Could you repeat, word for word, every line from the one containing "Read all visible text" through the final line of the records below, and nothing else?

Stored data:
○ ○ ○
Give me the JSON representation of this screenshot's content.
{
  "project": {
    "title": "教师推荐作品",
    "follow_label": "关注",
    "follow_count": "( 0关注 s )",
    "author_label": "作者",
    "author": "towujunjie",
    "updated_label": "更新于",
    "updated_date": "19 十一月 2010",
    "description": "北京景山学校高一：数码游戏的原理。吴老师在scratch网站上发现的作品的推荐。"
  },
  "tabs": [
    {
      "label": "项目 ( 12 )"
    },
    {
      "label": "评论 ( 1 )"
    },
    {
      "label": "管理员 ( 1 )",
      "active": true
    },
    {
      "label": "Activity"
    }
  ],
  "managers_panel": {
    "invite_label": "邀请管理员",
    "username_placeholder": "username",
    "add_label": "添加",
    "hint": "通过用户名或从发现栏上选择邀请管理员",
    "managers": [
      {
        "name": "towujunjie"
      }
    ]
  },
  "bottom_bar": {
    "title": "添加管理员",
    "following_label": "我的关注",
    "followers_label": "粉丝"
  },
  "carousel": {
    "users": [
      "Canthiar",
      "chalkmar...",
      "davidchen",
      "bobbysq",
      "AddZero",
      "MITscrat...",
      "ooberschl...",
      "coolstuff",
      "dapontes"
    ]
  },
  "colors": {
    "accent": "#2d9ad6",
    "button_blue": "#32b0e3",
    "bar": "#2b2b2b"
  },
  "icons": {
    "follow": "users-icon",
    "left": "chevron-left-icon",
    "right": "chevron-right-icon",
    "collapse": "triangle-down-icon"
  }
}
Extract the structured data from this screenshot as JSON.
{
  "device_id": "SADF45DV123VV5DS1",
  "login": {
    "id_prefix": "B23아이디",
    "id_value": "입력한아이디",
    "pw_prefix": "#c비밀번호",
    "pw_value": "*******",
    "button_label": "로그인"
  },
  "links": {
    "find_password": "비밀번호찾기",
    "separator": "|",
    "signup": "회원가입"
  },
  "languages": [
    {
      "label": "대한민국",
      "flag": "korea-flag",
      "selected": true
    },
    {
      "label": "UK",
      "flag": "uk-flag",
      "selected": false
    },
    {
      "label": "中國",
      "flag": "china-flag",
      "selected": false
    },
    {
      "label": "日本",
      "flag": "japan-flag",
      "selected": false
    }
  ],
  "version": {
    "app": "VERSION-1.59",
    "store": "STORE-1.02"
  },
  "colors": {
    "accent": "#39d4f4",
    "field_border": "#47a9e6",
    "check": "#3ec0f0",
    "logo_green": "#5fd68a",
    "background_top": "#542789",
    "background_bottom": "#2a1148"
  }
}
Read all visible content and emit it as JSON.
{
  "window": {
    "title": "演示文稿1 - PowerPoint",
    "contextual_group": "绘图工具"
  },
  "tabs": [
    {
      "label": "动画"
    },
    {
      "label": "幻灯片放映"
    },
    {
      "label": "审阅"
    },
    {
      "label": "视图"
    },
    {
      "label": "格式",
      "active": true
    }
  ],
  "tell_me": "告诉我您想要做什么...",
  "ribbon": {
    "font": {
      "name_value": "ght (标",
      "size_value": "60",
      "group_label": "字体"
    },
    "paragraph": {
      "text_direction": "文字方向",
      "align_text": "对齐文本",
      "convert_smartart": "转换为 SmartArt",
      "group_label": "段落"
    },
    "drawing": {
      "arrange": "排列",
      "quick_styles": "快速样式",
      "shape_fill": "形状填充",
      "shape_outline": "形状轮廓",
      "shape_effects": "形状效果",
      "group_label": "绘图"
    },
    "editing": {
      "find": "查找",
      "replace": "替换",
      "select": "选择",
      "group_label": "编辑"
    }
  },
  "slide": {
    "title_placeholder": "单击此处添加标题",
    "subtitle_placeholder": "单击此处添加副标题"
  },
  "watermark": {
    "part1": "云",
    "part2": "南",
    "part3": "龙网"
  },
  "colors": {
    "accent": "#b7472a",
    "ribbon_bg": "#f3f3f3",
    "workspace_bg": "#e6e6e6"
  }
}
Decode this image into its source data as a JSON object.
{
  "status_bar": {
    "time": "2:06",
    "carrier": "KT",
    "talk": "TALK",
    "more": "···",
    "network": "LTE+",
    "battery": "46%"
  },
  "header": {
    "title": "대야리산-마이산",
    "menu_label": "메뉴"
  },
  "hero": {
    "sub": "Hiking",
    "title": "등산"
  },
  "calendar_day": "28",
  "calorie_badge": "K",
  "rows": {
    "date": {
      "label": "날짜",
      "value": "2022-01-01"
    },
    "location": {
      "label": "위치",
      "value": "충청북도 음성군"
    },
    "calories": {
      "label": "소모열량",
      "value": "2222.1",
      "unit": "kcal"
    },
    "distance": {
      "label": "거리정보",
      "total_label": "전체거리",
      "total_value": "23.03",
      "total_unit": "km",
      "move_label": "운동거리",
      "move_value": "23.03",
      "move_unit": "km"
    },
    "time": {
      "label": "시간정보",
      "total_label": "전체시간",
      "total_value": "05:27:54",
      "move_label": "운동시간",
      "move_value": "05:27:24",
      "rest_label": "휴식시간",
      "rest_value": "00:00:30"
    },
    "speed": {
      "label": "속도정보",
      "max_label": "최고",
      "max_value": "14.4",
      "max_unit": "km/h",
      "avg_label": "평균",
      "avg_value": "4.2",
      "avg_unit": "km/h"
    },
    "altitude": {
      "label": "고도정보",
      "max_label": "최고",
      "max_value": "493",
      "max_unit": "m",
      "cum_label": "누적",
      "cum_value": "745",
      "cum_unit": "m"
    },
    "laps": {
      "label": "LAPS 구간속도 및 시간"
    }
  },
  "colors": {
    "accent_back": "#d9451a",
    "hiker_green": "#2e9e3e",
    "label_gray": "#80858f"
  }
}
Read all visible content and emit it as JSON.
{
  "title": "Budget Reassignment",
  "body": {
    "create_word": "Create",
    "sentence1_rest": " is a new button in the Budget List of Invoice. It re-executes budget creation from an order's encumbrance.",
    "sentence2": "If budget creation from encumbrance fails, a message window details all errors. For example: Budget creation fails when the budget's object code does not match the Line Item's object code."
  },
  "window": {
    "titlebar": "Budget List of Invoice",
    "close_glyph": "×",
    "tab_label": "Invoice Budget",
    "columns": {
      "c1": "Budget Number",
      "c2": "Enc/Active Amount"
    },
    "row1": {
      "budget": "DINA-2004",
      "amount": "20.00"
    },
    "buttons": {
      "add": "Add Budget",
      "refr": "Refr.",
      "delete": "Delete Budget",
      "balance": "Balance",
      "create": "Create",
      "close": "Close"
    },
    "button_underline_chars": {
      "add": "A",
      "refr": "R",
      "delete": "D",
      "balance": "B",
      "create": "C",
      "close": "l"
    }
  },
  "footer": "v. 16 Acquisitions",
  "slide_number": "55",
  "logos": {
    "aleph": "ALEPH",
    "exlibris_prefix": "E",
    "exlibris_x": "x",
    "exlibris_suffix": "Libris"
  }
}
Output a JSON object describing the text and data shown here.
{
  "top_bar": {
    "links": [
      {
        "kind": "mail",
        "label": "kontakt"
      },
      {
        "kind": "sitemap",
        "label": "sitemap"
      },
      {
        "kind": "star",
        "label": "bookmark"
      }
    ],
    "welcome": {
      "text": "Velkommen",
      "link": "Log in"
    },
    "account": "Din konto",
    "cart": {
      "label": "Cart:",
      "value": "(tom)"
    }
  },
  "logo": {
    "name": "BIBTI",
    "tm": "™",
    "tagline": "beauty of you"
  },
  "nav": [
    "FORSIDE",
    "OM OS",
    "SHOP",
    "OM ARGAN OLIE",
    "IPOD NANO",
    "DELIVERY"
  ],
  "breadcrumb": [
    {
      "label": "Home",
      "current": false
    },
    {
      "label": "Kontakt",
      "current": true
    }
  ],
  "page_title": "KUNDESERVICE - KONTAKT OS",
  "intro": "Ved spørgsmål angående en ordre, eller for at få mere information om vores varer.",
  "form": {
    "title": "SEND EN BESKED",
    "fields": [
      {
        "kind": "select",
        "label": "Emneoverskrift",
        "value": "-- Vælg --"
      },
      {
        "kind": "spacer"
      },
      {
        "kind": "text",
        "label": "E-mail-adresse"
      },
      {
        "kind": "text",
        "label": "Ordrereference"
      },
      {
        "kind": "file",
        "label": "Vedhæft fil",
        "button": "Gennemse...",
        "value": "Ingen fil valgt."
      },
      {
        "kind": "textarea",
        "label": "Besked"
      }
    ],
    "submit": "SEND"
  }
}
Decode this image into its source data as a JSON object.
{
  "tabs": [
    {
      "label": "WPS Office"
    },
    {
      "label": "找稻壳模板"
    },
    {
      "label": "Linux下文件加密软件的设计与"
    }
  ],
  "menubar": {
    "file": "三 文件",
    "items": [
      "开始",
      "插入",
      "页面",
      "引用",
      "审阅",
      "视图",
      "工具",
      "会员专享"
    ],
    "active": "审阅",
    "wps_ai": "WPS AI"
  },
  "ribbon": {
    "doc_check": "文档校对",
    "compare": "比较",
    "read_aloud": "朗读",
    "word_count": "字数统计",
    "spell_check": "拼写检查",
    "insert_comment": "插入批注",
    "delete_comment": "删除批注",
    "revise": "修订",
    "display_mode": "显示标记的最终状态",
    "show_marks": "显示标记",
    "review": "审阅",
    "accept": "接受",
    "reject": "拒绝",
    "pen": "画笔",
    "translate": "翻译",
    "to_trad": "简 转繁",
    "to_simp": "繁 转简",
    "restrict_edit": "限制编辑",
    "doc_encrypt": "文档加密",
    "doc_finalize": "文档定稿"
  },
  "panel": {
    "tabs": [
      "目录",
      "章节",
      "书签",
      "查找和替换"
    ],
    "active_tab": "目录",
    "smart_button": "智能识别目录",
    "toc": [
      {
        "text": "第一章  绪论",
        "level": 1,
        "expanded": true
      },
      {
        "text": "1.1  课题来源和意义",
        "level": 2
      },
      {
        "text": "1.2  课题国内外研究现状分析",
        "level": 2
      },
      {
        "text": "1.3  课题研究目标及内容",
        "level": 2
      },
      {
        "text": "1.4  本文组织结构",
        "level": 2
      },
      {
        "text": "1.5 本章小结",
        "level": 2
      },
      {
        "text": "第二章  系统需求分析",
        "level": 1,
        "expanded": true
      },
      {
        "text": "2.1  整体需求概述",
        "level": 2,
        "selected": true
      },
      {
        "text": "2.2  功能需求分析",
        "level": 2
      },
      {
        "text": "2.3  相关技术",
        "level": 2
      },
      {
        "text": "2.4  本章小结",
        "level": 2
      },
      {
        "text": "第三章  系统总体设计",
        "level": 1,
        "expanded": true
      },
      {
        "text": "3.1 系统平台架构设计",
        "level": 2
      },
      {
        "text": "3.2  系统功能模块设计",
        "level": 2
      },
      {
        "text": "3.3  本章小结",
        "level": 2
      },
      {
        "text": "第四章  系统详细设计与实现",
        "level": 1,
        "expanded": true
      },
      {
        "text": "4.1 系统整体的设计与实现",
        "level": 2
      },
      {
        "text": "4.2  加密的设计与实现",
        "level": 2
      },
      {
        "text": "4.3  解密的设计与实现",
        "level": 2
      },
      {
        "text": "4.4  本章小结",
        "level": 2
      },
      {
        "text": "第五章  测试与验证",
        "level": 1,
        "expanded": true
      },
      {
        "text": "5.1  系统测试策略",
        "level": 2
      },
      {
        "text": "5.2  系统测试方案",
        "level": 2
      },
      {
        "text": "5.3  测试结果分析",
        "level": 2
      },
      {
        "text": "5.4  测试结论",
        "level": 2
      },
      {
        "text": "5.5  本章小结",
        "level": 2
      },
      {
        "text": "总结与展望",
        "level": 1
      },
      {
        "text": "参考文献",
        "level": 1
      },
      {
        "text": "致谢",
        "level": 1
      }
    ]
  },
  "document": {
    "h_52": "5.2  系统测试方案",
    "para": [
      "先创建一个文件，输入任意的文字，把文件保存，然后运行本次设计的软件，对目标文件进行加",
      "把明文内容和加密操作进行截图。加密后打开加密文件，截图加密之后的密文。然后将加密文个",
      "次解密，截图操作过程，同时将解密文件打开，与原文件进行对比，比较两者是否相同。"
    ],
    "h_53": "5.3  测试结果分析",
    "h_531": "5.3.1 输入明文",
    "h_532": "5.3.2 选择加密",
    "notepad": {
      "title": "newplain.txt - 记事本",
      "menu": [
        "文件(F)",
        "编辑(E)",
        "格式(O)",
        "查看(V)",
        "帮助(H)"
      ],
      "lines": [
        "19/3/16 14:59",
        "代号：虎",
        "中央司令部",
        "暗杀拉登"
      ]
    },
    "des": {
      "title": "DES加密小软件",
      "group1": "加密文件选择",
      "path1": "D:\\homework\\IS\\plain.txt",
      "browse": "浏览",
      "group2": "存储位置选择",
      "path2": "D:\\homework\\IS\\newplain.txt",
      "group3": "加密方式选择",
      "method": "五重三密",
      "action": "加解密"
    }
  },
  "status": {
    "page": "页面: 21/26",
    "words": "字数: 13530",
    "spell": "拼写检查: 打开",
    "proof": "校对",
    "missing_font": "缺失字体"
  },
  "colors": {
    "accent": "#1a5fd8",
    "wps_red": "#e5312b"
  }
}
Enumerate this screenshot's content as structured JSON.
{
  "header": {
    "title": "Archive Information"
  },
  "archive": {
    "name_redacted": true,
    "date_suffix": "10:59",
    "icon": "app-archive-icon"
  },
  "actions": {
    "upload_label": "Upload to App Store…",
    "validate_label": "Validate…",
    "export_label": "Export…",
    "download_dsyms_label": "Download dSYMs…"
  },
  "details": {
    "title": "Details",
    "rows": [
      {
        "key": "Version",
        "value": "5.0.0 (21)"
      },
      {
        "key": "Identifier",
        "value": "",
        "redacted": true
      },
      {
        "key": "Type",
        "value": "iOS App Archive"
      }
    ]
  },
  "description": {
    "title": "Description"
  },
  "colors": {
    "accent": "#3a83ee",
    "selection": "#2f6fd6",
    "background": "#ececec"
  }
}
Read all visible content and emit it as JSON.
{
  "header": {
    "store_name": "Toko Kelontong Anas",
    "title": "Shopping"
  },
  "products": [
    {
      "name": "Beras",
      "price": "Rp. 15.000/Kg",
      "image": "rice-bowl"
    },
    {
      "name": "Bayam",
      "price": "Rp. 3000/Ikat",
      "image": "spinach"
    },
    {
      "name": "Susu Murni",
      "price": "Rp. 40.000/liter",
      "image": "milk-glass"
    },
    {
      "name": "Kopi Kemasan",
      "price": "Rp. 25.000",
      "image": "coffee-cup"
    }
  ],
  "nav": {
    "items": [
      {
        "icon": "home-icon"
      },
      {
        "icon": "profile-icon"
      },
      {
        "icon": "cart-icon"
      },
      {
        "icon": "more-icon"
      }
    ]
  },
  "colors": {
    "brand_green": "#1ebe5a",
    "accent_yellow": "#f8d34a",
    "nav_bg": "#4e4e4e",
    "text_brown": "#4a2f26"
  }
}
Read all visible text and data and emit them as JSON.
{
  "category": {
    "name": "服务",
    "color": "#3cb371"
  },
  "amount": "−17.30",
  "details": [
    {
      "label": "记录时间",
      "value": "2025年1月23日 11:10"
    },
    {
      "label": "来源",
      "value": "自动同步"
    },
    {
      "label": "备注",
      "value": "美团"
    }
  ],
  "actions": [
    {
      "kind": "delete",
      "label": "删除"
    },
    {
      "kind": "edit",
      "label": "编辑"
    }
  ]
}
○ ○ ○
* SOLUTION TO THE EXERCISE *
Read all visible text and data and emit them as JSON.
{
  "category": {
    "name": "服务",
    "color": "#3cb371"
  },
  "amount": "−17.30",
  "details": [
    {
      "label": "记录时间",
      "value": "2025年1月23日 11:10"
    },
    {
      "label": "来源",
      "value": "自动同步"
    },
    {
      "label": "备注",
      "value": "美团"
    }
  ],
  "actions": [
    {
      "kind": "delete",
      "label": "删除"
    },
    {
      "kind": "edit",
      "label": "编辑"
    }
  ]
}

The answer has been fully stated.